Dataset rows about figures:
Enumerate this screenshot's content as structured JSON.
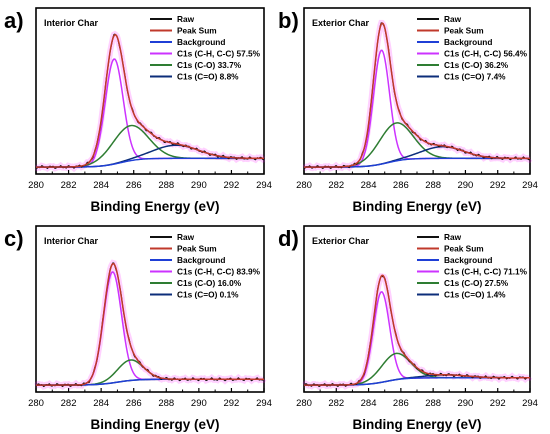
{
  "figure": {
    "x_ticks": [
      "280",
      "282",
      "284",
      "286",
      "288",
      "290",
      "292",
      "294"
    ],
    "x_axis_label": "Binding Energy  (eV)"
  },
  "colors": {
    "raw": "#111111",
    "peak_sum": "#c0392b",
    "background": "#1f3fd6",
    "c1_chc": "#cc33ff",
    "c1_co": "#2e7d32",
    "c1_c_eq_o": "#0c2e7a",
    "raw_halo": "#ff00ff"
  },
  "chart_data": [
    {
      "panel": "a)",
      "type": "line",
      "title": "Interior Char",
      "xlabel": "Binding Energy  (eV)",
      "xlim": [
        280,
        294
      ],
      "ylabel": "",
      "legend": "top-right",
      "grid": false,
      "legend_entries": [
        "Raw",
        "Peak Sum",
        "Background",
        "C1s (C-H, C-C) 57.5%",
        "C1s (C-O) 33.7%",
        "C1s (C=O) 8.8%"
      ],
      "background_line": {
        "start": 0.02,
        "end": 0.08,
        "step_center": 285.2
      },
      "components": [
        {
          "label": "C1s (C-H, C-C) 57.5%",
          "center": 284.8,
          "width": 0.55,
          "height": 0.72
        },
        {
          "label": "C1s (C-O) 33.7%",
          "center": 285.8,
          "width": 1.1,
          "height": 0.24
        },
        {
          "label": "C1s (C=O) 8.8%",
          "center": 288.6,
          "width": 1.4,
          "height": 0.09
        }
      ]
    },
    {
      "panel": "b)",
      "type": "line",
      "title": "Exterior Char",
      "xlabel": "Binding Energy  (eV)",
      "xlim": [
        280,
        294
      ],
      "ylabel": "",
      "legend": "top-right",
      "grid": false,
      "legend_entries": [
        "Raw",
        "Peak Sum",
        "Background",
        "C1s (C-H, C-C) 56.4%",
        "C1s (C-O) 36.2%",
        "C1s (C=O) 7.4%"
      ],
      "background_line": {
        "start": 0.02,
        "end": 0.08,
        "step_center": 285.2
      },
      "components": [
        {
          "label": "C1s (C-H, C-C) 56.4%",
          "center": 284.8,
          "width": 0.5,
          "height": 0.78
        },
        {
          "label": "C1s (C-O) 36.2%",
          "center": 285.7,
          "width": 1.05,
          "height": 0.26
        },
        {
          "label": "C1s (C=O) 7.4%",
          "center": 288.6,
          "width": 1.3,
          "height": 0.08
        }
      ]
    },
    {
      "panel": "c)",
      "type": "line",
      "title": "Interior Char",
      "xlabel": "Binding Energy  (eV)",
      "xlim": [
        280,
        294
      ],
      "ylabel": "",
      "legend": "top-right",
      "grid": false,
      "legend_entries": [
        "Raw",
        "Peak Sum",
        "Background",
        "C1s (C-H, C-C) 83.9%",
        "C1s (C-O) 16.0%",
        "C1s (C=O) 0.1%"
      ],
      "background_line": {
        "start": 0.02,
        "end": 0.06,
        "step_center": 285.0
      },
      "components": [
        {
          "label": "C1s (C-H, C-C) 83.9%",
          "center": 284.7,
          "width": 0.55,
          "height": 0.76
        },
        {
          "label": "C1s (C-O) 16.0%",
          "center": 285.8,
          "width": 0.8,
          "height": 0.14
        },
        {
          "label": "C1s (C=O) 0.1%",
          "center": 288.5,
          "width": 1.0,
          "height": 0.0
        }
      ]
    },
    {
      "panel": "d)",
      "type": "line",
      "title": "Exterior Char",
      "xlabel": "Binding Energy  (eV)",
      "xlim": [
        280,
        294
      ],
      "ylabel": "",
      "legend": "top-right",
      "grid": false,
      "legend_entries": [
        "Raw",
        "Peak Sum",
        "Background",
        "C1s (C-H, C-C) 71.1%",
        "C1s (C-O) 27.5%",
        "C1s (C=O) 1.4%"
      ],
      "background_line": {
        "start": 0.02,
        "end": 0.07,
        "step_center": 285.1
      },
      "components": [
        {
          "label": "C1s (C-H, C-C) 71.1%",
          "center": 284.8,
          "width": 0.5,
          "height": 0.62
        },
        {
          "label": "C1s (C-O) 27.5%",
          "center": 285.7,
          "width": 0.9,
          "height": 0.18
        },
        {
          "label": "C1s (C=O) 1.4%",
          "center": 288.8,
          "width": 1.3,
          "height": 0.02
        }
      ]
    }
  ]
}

* WHAT THE TASK REQUIRES
Leave images out of the retyped records; keep all else exact.

* RESULT OF THE TASK
Enumerate this screenshot's content as structured JSON.
{
  "figure": {
    "x_ticks": [
      "280",
      "282",
      "284",
      "286",
      "288",
      "290",
      "292",
      "294"
    ],
    "x_axis_label": "Binding Energy  (eV)"
  },
  "colors": {
    "raw": "#111111",
    "peak_sum": "#c0392b",
    "background": "#1f3fd6",
    "c1_chc": "#cc33ff",
    "c1_co": "#2e7d32",
    "c1_c_eq_o": "#0c2e7a",
    "raw_halo": "#ff00ff"
  },
  "chart_data": [
    {
      "panel": "a)",
      "type": "line",
      "title": "Interior Char",
      "xlabel": "Binding Energy  (eV)",
      "xlim": [
        280,
        294
      ],
      "ylabel": "",
      "legend": "top-right",
      "grid": false,
      "legend_entries": [
        "Raw",
        "Peak Sum",
        "Background",
        "C1s (C-H, C-C) 57.5%",
        "C1s (C-O) 33.7%",
        "C1s (C=O) 8.8%"
      ],
      "background_line": {
        "start": 0.02,
        "end": 0.08,
        "step_center": 285.2
      },
      "components": [
        {
          "label": "C1s (C-H, C-C) 57.5%",
          "center": 284.8,
          "width": 0.55,
          "height": 0.72
        },
        {
          "label": "C1s (C-O) 33.7%",
          "center": 285.8,
          "width": 1.1,
          "height": 0.24
        },
        {
          "label": "C1s (C=O) 8.8%",
          "center": 288.6,
          "width": 1.4,
          "height": 0.09
        }
      ]
    },
    {
      "panel": "b)",
      "type": "line",
      "title": "Exterior Char",
      "xlabel": "Binding Energy  (eV)",
      "xlim": [
        280,
        294
      ],
      "ylabel": "",
      "legend": "top-right",
      "grid": false,
      "legend_entries": [
        "Raw",
        "Peak Sum",
        "Background",
        "C1s (C-H, C-C) 56.4%",
        "C1s (C-O) 36.2%",
        "C1s (C=O) 7.4%"
      ],
      "background_line": {
        "start": 0.02,
        "end": 0.08,
        "step_center": 285.2
      },
      "components": [
        {
          "label": "C1s (C-H, C-C) 56.4%",
          "center": 284.8,
          "width": 0.5,
          "height": 0.78
        },
        {
          "label": "C1s (C-O) 36.2%",
          "center": 285.7,
          "width": 1.05,
          "height": 0.26
        },
        {
          "label": "C1s (C=O) 7.4%",
          "center": 288.6,
          "width": 1.3,
          "height": 0.08
        }
      ]
    },
    {
      "panel": "c)",
      "type": "line",
      "title": "Interior Char",
      "xlabel": "Binding Energy  (eV)",
      "xlim": [
        280,
        294
      ],
      "ylabel": "",
      "legend": "top-right",
      "grid": false,
      "legend_entries": [
        "Raw",
        "Peak Sum",
        "Background",
        "C1s (C-H, C-C) 83.9%",
        "C1s (C-O) 16.0%",
        "C1s (C=O) 0.1%"
      ],
      "background_line": {
        "start": 0.02,
        "end": 0.06,
        "step_center": 285.0
      },
      "components": [
        {
          "label": "C1s (C-H, C-C) 83.9%",
          "center": 284.7,
          "width": 0.55,
          "height": 0.76
        },
        {
          "label": "C1s (C-O) 16.0%",
          "center": 285.8,
          "width": 0.8,
          "height": 0.14
        },
        {
          "label": "C1s (C=O) 0.1%",
          "center": 288.5,
          "width": 1.0,
          "height": 0.0
        }
      ]
    },
    {
      "panel": "d)",
      "type": "line",
      "title": "Exterior Char",
      "xlabel": "Binding Energy  (eV)",
      "xlim": [
        280,
        294
      ],
      "ylabel": "",
      "legend": "top-right",
      "grid": false,
      "legend_entries": [
        "Raw",
        "Peak Sum",
        "Background",
        "C1s (C-H, C-C) 71.1%",
        "C1s (C-O) 27.5%",
        "C1s (C=O) 1.4%"
      ],
      "background_line": {
        "start": 0.02,
        "end": 0.07,
        "step_center": 285.1
      },
      "components": [
        {
          "label": "C1s (C-H, C-C) 71.1%",
          "center": 284.8,
          "width": 0.5,
          "height": 0.62
        },
        {
          "label": "C1s (C-O) 27.5%",
          "center": 285.7,
          "width": 0.9,
          "height": 0.18
        },
        {
          "label": "C1s (C=O) 1.4%",
          "center": 288.8,
          "width": 1.3,
          "height": 0.02
        }
      ]
    }
  ]
}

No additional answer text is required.